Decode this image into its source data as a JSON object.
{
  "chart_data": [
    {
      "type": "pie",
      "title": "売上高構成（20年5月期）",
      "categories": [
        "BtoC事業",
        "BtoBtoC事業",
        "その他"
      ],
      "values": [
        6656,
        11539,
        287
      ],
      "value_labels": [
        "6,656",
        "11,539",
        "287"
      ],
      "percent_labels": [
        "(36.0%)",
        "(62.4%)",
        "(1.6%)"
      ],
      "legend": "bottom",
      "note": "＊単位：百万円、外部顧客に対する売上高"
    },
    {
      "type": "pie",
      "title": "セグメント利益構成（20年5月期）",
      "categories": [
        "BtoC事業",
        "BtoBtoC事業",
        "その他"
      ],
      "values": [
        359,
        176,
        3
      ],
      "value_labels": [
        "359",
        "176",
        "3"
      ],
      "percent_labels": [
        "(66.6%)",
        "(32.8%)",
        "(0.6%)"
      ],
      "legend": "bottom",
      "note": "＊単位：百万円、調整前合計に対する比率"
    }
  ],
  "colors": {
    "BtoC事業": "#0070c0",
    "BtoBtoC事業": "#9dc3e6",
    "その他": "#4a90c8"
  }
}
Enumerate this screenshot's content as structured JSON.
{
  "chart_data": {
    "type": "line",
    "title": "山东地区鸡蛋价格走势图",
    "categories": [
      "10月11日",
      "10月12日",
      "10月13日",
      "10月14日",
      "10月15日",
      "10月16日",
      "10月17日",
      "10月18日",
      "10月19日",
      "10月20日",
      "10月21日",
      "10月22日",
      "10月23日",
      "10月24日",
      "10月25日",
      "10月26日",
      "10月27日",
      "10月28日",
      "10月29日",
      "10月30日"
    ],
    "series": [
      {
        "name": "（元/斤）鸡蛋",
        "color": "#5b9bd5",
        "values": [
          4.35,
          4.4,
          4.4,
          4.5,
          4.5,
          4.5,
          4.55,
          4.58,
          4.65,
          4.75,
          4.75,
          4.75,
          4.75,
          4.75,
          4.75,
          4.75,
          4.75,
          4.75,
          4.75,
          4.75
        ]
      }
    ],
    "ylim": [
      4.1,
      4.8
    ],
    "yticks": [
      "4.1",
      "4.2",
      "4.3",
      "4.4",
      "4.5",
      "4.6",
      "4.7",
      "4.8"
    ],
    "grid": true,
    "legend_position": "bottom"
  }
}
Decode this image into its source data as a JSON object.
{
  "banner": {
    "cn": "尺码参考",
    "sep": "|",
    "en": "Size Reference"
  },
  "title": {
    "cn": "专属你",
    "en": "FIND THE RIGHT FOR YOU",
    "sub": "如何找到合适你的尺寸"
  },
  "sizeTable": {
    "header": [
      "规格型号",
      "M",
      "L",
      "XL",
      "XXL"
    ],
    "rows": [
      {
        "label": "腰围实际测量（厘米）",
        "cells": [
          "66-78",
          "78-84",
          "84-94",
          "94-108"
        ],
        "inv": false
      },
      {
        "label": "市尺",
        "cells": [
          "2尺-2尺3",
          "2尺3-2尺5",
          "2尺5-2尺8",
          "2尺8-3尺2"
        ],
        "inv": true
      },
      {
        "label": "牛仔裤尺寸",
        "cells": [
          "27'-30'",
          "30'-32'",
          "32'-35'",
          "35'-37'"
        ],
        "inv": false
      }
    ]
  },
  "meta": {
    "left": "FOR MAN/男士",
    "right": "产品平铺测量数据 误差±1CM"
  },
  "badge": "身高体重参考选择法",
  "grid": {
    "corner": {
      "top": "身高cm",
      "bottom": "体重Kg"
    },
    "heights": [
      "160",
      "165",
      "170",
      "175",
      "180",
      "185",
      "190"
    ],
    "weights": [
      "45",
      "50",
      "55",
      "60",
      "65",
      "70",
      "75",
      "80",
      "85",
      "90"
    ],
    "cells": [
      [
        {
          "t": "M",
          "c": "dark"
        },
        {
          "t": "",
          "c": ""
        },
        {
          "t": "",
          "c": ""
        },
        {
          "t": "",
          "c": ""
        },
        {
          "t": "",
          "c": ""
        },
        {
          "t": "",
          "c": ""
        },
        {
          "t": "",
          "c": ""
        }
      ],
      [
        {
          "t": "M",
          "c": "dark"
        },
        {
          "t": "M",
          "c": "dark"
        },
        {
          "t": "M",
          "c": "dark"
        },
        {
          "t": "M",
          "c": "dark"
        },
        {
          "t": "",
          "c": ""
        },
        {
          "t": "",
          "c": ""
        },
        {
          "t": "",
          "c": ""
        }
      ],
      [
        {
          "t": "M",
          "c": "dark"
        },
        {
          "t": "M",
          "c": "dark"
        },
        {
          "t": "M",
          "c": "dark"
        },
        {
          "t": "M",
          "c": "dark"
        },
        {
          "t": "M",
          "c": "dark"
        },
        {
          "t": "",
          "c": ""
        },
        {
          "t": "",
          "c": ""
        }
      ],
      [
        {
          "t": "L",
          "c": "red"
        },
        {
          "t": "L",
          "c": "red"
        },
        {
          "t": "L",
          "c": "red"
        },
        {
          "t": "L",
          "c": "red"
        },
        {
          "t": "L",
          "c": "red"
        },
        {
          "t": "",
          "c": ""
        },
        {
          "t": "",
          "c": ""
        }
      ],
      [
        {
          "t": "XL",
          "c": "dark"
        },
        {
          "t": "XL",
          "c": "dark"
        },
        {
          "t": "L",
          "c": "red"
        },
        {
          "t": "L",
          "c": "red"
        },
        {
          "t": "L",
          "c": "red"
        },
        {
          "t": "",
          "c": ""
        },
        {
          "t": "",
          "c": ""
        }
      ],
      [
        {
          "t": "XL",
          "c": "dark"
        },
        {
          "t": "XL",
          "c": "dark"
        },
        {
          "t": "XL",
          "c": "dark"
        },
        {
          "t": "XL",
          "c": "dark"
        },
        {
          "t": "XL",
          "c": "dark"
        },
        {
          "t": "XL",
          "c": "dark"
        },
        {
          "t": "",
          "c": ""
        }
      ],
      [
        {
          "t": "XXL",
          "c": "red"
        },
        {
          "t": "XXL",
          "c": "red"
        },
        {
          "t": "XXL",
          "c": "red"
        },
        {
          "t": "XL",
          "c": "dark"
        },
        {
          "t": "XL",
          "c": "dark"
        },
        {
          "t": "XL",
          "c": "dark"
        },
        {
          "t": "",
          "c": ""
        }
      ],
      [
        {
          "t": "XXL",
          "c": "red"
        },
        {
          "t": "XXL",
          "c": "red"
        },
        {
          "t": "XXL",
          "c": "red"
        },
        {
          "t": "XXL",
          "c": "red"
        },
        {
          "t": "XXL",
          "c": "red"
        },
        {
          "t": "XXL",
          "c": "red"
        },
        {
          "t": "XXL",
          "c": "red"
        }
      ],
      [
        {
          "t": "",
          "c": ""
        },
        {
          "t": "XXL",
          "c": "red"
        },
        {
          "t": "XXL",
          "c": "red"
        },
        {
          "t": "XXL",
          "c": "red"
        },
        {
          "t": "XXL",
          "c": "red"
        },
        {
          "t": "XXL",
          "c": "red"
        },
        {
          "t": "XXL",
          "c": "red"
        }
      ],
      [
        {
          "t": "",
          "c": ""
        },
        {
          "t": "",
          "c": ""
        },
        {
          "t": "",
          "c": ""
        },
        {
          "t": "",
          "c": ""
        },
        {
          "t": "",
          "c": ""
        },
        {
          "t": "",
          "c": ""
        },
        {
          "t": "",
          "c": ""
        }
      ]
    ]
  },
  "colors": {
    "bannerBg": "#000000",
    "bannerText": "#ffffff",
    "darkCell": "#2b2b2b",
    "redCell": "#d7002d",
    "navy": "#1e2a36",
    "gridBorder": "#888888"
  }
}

______________________________

Set problem:
Repeat the preceding lines exactly, please, every one of them.

Task response:
Decode this image into its source data as a JSON object.
{
  "chart_data": [
    {
      "type": "pie",
      "title": "売上高構成（20年5月期）",
      "categories": [
        "BtoC事業",
        "BtoBtoC事業",
        "その他"
      ],
      "values": [
        6656,
        11539,
        287
      ],
      "value_labels": [
        "6,656",
        "11,539",
        "287"
      ],
      "percent_labels": [
        "(36.0%)",
        "(62.4%)",
        "(1.6%)"
      ],
      "legend": "bottom",
      "note": "＊単位：百万円、外部顧客に対する売上高"
    },
    {
      "type": "pie",
      "title": "セグメント利益構成（20年5月期）",
      "categories": [
        "BtoC事業",
        "BtoBtoC事業",
        "その他"
      ],
      "values": [
        359,
        176,
        3
      ],
      "value_labels": [
        "359",
        "176",
        "3"
      ],
      "percent_labels": [
        "(66.6%)",
        "(32.8%)",
        "(0.6%)"
      ],
      "legend": "bottom",
      "note": "＊単位：百万円、調整前合計に対する比率"
    }
  ],
  "colors": {
    "BtoC事業": "#0070c0",
    "BtoBtoC事業": "#9dc3e6",
    "その他": "#4a90c8"
  }
}
Enumerate this screenshot's content as structured JSON.
{
  "chart_data": {
    "type": "line",
    "title": "山东地区鸡蛋价格走势图",
    "categories": [
      "10月11日",
      "10月12日",
      "10月13日",
      "10月14日",
      "10月15日",
      "10月16日",
      "10月17日",
      "10月18日",
      "10月19日",
      "10月20日",
      "10月21日",
      "10月22日",
      "10月23日",
      "10月24日",
      "10月25日",
      "10月26日",
      "10月27日",
      "10月28日",
      "10月29日",
      "10月30日"
    ],
    "series": [
      {
        "name": "（元/斤）鸡蛋",
        "color": "#5b9bd5",
        "values": [
          4.35,
          4.4,
          4.4,
          4.5,
          4.5,
          4.5,
          4.55,
          4.58,
          4.65,
          4.75,
          4.75,
          4.75,
          4.75,
          4.75,
          4.75,
          4.75,
          4.75,
          4.75,
          4.75,
          4.75
        ]
      }
    ],
    "ylim": [
      4.1,
      4.8
    ],
    "yticks": [
      "4.1",
      "4.2",
      "4.3",
      "4.4",
      "4.5",
      "4.6",
      "4.7",
      "4.8"
    ],
    "grid": true,
    "legend_position": "bottom"
  }
}
Decode this image into its source data as a JSON object.
{
  "banner": {
    "cn": "尺码参考",
    "sep": "|",
    "en": "Size Reference"
  },
  "title": {
    "cn": "专属你",
    "en": "FIND THE RIGHT FOR YOU",
    "sub": "如何找到合适你的尺寸"
  },
  "sizeTable": {
    "header": [
      "规格型号",
      "M",
      "L",
      "XL",
      "XXL"
    ],
    "rows": [
      {
        "label": "腰围实际测量（厘米）",
        "cells": [
          "66-78",
          "78-84",
          "84-94",
          "94-108"
        ],
        "inv": false
      },
      {
        "label": "市尺",
        "cells": [
          "2尺-2尺3",
          "2尺3-2尺5",
          "2尺5-2尺8",
          "2尺8-3尺2"
        ],
        "inv": true
      },
      {
        "label": "牛仔裤尺寸",
        "cells": [
          "27'-30'",
          "30'-32'",
          "32'-35'",
          "35'-37'"
        ],
        "inv": false
      }
    ]
  },
  "meta": {
    "left": "FOR MAN/男士",
    "right": "产品平铺测量数据 误差±1CM"
  },
  "badge": "身高体重参考选择法",
  "grid": {
    "corner": {
      "top": "身高cm",
      "bottom": "体重Kg"
    },
    "heights": [
      "160",
      "165",
      "170",
      "175",
      "180",
      "185",
      "190"
    ],
    "weights": [
      "45",
      "50",
      "55",
      "60",
      "65",
      "70",
      "75",
      "80",
      "85",
      "90"
    ],
    "cells": [
      [
        {
          "t": "M",
          "c": "dark"
        },
        {
          "t": "",
          "c": ""
        },
        {
          "t": "",
          "c": ""
        },
        {
          "t": "",
          "c": ""
        },
        {
          "t": "",
          "c": ""
        },
        {
          "t": "",
          "c": ""
        },
        {
          "t": "",
          "c": ""
        }
      ],
      [
        {
          "t": "M",
          "c": "dark"
        },
        {
          "t": "M",
          "c": "dark"
        },
        {
          "t": "M",
          "c": "dark"
        },
        {
          "t": "M",
          "c": "dark"
        },
        {
          "t": "",
          "c": ""
        },
        {
          "t": "",
          "c": ""
        },
        {
          "t": "",
          "c": ""
        }
      ],
      [
        {
          "t": "M",
          "c": "dark"
        },
        {
          "t": "M",
          "c": "dark"
        },
        {
          "t": "M",
          "c": "dark"
        },
        {
          "t": "M",
          "c": "dark"
        },
        {
          "t": "M",
          "c": "dark"
        },
        {
          "t": "",
          "c": ""
        },
        {
          "t": "",
          "c": ""
        }
      ],
      [
        {
          "t": "L",
          "c": "red"
        },
        {
          "t": "L",
          "c": "red"
        },
        {
          "t": "L",
          "c": "red"
        },
        {
          "t": "L",
          "c": "red"
        },
        {
          "t": "L",
          "c": "red"
        },
        {
          "t": "",
          "c": ""
        },
        {
          "t": "",
          "c": ""
        }
      ],
      [
        {
          "t": "XL",
          "c": "dark"
        },
        {
          "t": "XL",
          "c": "dark"
        },
        {
          "t": "L",
          "c": "red"
        },
        {
          "t": "L",
          "c": "red"
        },
        {
          "t": "L",
          "c": "red"
        },
        {
          "t": "",
          "c": ""
        },
        {
          "t": "",
          "c": ""
        }
      ],
      [
        {
          "t": "XL",
          "c": "dark"
        },
        {
          "t": "XL",
          "c": "dark"
        },
        {
          "t": "XL",
          "c": "dark"
        },
        {
          "t": "XL",
          "c": "dark"
        },
        {
          "t": "XL",
          "c": "dark"
        },
        {
          "t": "XL",
          "c": "dark"
        },
        {
          "t": "",
          "c": ""
        }
      ],
      [
        {
          "t": "XXL",
          "c": "red"
        },
        {
          "t": "XXL",
          "c": "red"
        },
        {
          "t": "XXL",
          "c": "red"
        },
        {
          "t": "XL",
          "c": "dark"
        },
        {
          "t": "XL",
          "c": "dark"
        },
        {
          "t": "XL",
          "c": "dark"
        },
        {
          "t": "",
          "c": ""
        }
      ],
      [
        {
          "t": "XXL",
          "c": "red"
        },
        {
          "t": "XXL",
          "c": "red"
        },
        {
          "t": "XXL",
          "c": "red"
        },
        {
          "t": "XXL",
          "c": "red"
        },
        {
          "t": "XXL",
          "c": "red"
        },
        {
          "t": "XXL",
          "c": "red"
        },
        {
          "t": "XXL",
          "c": "red"
        }
      ],
      [
        {
          "t": "",
          "c": ""
        },
        {
          "t": "XXL",
          "c": "red"
        },
        {
          "t": "XXL",
          "c": "red"
        },
        {
          "t": "XXL",
          "c": "red"
        },
        {
          "t": "XXL",
          "c": "red"
        },
        {
          "t": "XXL",
          "c": "red"
        },
        {
          "t": "XXL",
          "c": "red"
        }
      ],
      [
        {
          "t": "",
          "c": ""
        },
        {
          "t": "",
          "c": ""
        },
        {
          "t": "",
          "c": ""
        },
        {
          "t": "",
          "c": ""
        },
        {
          "t": "",
          "c": ""
        },
        {
          "t": "",
          "c": ""
        },
        {
          "t": "",
          "c": ""
        }
      ]
    ]
  },
  "colors": {
    "bannerBg": "#000000",
    "bannerText": "#ffffff",
    "darkCell": "#2b2b2b",
    "redCell": "#d7002d",
    "navy": "#1e2a36",
    "gridBorder": "#888888"
  }
}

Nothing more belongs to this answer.